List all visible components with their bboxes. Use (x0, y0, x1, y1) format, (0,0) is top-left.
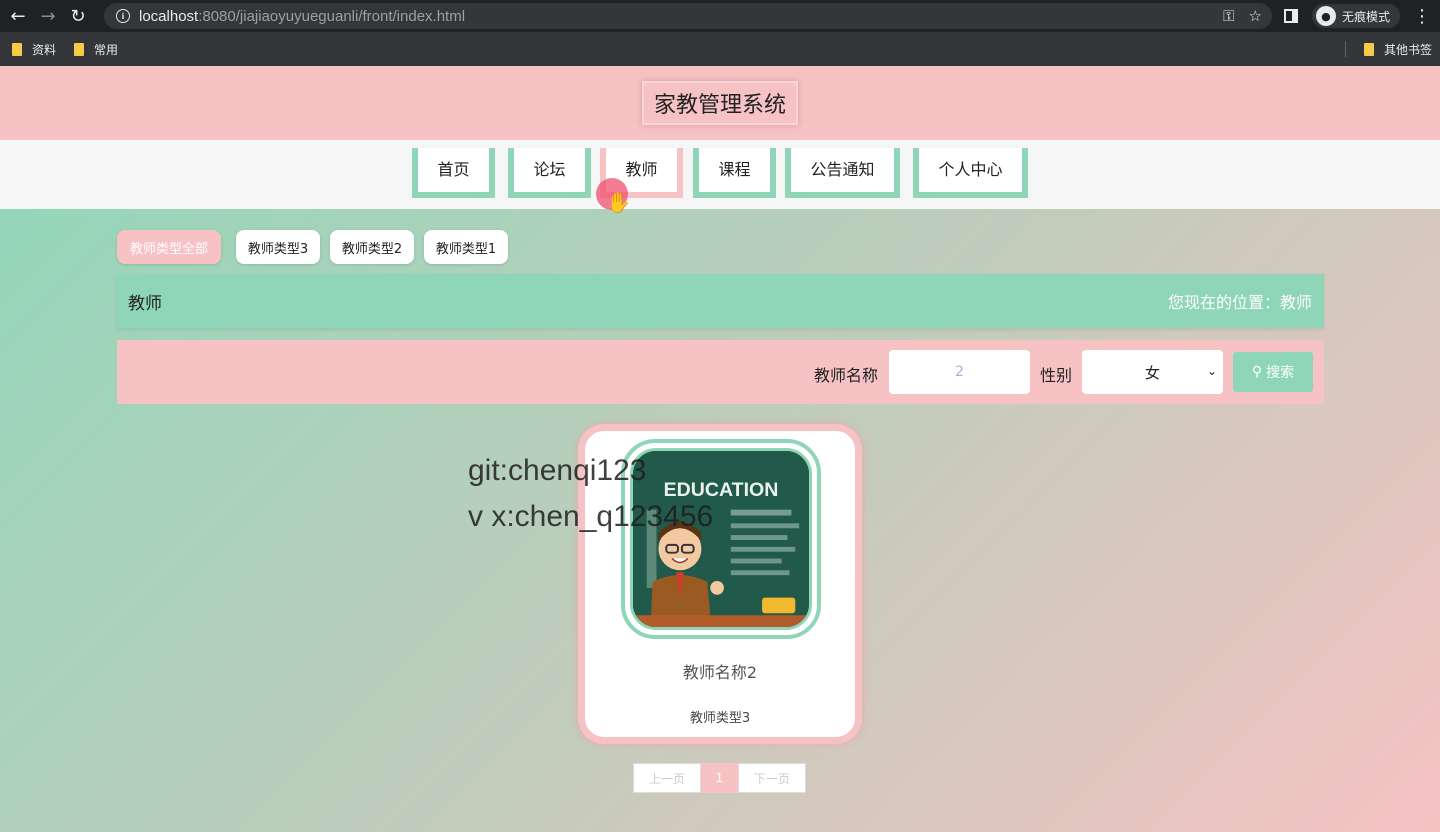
url-host: localhost (139, 7, 199, 25)
site-title: 家教管理系统 (641, 81, 798, 125)
address-bar[interactable]: i localhost:8080/jiajiaoyuyueguanli/fron… (104, 3, 1272, 29)
category-type1[interactable]: 教师类型1 (424, 230, 508, 264)
gender-select[interactable]: 女 ⌄ (1082, 350, 1223, 394)
nav-profile[interactable]: 个人中心 (913, 148, 1028, 198)
nav-notice[interactable]: 公告通知 (785, 148, 900, 198)
folder-icon (12, 42, 22, 56)
side-panel-icon[interactable] (1283, 9, 1298, 23)
star-icon[interactable]: ☆ (1249, 7, 1262, 25)
name-input[interactable]: 2 (889, 350, 1030, 394)
site-header: 家教管理系统 (0, 66, 1440, 140)
menu-icon[interactable]: ⋮ (1412, 6, 1432, 27)
hand-cursor-icon: ✋ (606, 190, 631, 214)
site-info-icon[interactable]: i (116, 9, 130, 23)
category-type2[interactable]: 教师类型2 (330, 230, 414, 264)
divider (1344, 41, 1346, 57)
bookmarks-bar: 资料 常用 其他书签 (0, 32, 1440, 66)
category-all[interactable]: 教师类型全部 (117, 230, 221, 264)
url-text: localhost:8080/jiajiaoyuyueguanli/front/… (139, 8, 465, 25)
nav-course[interactable]: 课程 (693, 148, 776, 198)
back-icon[interactable]: ← (6, 4, 30, 28)
bookmark-label: 资料 (32, 42, 57, 57)
teacher-photo: EDUCATION (621, 439, 821, 639)
next-page-button[interactable]: 下一页 (738, 763, 806, 793)
page-content: 家教管理系统 首页 论坛 教师 课程 公告通知 个人中心 教师类型全部 教师类型… (0, 66, 1440, 832)
education-illustration: EDUCATION (630, 448, 812, 630)
category-type3[interactable]: 教师类型3 (236, 230, 320, 264)
teacher-name[interactable]: 教师名称2 (585, 659, 855, 683)
search-icon: ⚲ (1251, 364, 1263, 380)
breadcrumb: 教师 您现在的位置：教师 (117, 274, 1324, 328)
incognito-badge[interactable]: ● 无痕模式 (1311, 4, 1400, 28)
pagination: 上一页 1 下一页 (633, 763, 806, 793)
bookmark-folder[interactable]: 资料 (12, 41, 56, 58)
gender-label: 性别 (1040, 366, 1073, 385)
section-title: 教师 (128, 293, 162, 314)
url-path: :8080/jiajiaoyuyueguanli/front/index.htm… (198, 7, 466, 25)
bookmark-label: 其他书签 (1383, 42, 1432, 57)
teacher-type: 教师类型3 (689, 711, 751, 726)
search-button-label: 搜索 (1266, 365, 1295, 381)
bookmark-label: 常用 (94, 42, 119, 57)
education-artwork: EDUCATION (633, 451, 809, 627)
name-label: 教师名称 (814, 366, 879, 385)
location-text: 您现在的位置：教师 (1167, 293, 1312, 312)
other-bookmarks[interactable]: 其他书签 (1363, 41, 1432, 58)
incognito-label: 无痕模式 (1341, 9, 1390, 24)
page-number[interactable]: 1 (701, 763, 738, 793)
search-button[interactable]: ⚲ 搜索 (1233, 352, 1313, 392)
key-icon[interactable]: ⚿ (1223, 7, 1234, 25)
forward-icon[interactable]: → (36, 4, 60, 28)
folder-icon (1363, 42, 1374, 56)
board-heading: EDUCATION (664, 479, 779, 501)
incognito-icon: ● (1315, 6, 1336, 26)
prev-page-button[interactable]: 上一页 (633, 763, 701, 793)
nav-home[interactable]: 首页 (412, 148, 495, 198)
reload-icon[interactable]: ↻ (66, 4, 90, 28)
bookmark-folder[interactable]: 常用 (74, 41, 118, 58)
watermark-line1: git:chenqi123 (468, 454, 647, 487)
watermark-line2: v x:chen_q123456 (468, 500, 714, 533)
nav-forum[interactable]: 论坛 (508, 148, 591, 198)
folder-icon (74, 42, 85, 56)
gender-value: 女 (1144, 363, 1160, 382)
chevron-down-icon: ⌄ (1206, 364, 1217, 378)
main-nav: 首页 论坛 教师 课程 公告通知 个人中心 (0, 140, 1440, 209)
search-panel: 教师名称 2 性别 女 ⌄ ⚲ 搜索 (117, 340, 1324, 404)
browser-toolbar: ← → ↻ i localhost:8080/jiajiaoyuyueguanl… (0, 0, 1440, 32)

DIRECTIONS ::
Reproduce every one of the records above character for character, leaving out the pictures.

COMPLETE ANSWER ::
List all visible components with their bboxes. Use (x0, y0, x1, y1) format, (0,0) is top-left.
url-host: localhost (139, 7, 199, 25)
site-title: 家教管理系统 (641, 81, 798, 125)
address-bar[interactable]: i localhost:8080/jiajiaoyuyueguanli/fron… (104, 3, 1272, 29)
category-type1[interactable]: 教师类型1 (424, 230, 508, 264)
gender-select[interactable]: 女 ⌄ (1082, 350, 1223, 394)
nav-profile[interactable]: 个人中心 (913, 148, 1028, 198)
nav-notice[interactable]: 公告通知 (785, 148, 900, 198)
folder-icon (12, 42, 22, 56)
side-panel-icon[interactable] (1283, 9, 1298, 23)
star-icon[interactable]: ☆ (1249, 7, 1262, 25)
name-input[interactable]: 2 (889, 350, 1030, 394)
site-header: 家教管理系统 (0, 66, 1440, 140)
menu-icon[interactable]: ⋮ (1412, 6, 1432, 27)
hand-cursor-icon: ✋ (606, 190, 631, 214)
site-info-icon[interactable]: i (116, 9, 130, 23)
category-type2[interactable]: 教师类型2 (330, 230, 414, 264)
divider (1344, 41, 1346, 57)
bookmarks-bar: 资料 常用 其他书签 (0, 32, 1440, 66)
category-all[interactable]: 教师类型全部 (117, 230, 221, 264)
url-text: localhost:8080/jiajiaoyuyueguanli/front/… (139, 8, 465, 25)
nav-course[interactable]: 课程 (693, 148, 776, 198)
back-icon[interactable]: ← (6, 4, 30, 28)
bookmark-label: 资料 (32, 42, 57, 57)
teacher-photo: EDUCATION (621, 439, 821, 639)
next-page-button[interactable]: 下一页 (738, 763, 806, 793)
page-content: 家教管理系统 首页 论坛 教师 课程 公告通知 个人中心 教师类型全部 教师类型… (0, 66, 1440, 832)
education-illustration: EDUCATION (630, 448, 812, 630)
category-type3[interactable]: 教师类型3 (236, 230, 320, 264)
teacher-name[interactable]: 教师名称2 (585, 659, 855, 683)
search-icon: ⚲ (1251, 364, 1263, 380)
breadcrumb: 教师 您现在的位置：教师 (117, 274, 1324, 328)
incognito-badge[interactable]: ● 无痕模式 (1311, 4, 1400, 28)
pagination: 上一页 1 下一页 (633, 763, 806, 793)
bookmark-folder[interactable]: 资料 (12, 41, 56, 58)
gender-label: 性别 (1040, 366, 1073, 385)
section-title: 教师 (128, 293, 162, 314)
url-path: :8080/jiajiaoyuyueguanli/front/index.htm… (198, 7, 466, 25)
bookmark-label: 其他书签 (1383, 42, 1432, 57)
teacher-type: 教师类型3 (689, 711, 751, 726)
search-button-label: 搜索 (1266, 365, 1295, 381)
bookmark-label: 常用 (94, 42, 119, 57)
education-artwork: EDUCATION (633, 451, 809, 627)
name-label: 教师名称 (814, 366, 879, 385)
location-text: 您现在的位置：教师 (1167, 293, 1312, 312)
other-bookmarks[interactable]: 其他书签 (1363, 41, 1432, 58)
incognito-label: 无痕模式 (1341, 9, 1390, 24)
page-number[interactable]: 1 (701, 763, 738, 793)
search-button[interactable]: ⚲ 搜索 (1233, 352, 1313, 392)
key-icon[interactable]: ⚿ (1223, 7, 1234, 25)
forward-icon[interactable]: → (36, 4, 60, 28)
folder-icon (1363, 42, 1374, 56)
board-heading: EDUCATION (664, 479, 779, 501)
incognito-icon: ● (1315, 6, 1336, 26)
prev-page-button[interactable]: 上一页 (633, 763, 701, 793)
nav-home[interactable]: 首页 (412, 148, 495, 198)
reload-icon[interactable]: ↻ (66, 4, 90, 28)
bookmark-folder[interactable]: 常用 (74, 41, 118, 58)
watermark-line1: git:chenqi123 (468, 454, 647, 487)
watermark-line2: v x:chen_q123456 (468, 500, 714, 533)
nav-forum[interactable]: 论坛 (508, 148, 591, 198)
folder-icon (74, 42, 85, 56)
gender-value: 女 (1144, 363, 1160, 382)
chevron-down-icon: ⌄ (1206, 364, 1217, 378)
main-nav: 首页 论坛 教师 课程 公告通知 个人中心 (0, 140, 1440, 209)
search-panel: 教师名称 2 性别 女 ⌄ ⚲ 搜索 (117, 340, 1324, 404)
browser-toolbar: ← → ↻ i localhost:8080/jiajiaoyuyueguanl… (0, 0, 1440, 32)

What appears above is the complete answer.